(Dataset excerpt)
+++
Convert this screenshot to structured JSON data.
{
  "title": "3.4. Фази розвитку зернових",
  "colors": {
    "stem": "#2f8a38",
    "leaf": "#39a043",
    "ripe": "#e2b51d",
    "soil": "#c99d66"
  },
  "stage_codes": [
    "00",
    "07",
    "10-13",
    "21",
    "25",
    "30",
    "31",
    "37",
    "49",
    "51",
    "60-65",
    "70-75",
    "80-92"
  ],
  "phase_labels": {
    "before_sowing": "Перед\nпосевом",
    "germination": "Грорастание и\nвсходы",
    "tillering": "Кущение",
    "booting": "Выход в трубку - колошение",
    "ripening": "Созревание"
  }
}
+++
Reproduce each record shown above without altering a single word.

Convert this screenshot to structured JSON data.
{
  "title": "3.4. Фази розвитку зернових",
  "colors": {
    "stem": "#2f8a38",
    "leaf": "#39a043",
    "ripe": "#e2b51d",
    "soil": "#c99d66"
  },
  "stage_codes": [
    "00",
    "07",
    "10-13",
    "21",
    "25",
    "30",
    "31",
    "37",
    "49",
    "51",
    "60-65",
    "70-75",
    "80-92"
  ],
  "phase_labels": {
    "before_sowing": "Перед\nпосевом",
    "germination": "Грорастание и\nвсходы",
    "tillering": "Кущение",
    "booting": "Выход в трубку - колошение",
    "ripening": "Созревание"
  }
}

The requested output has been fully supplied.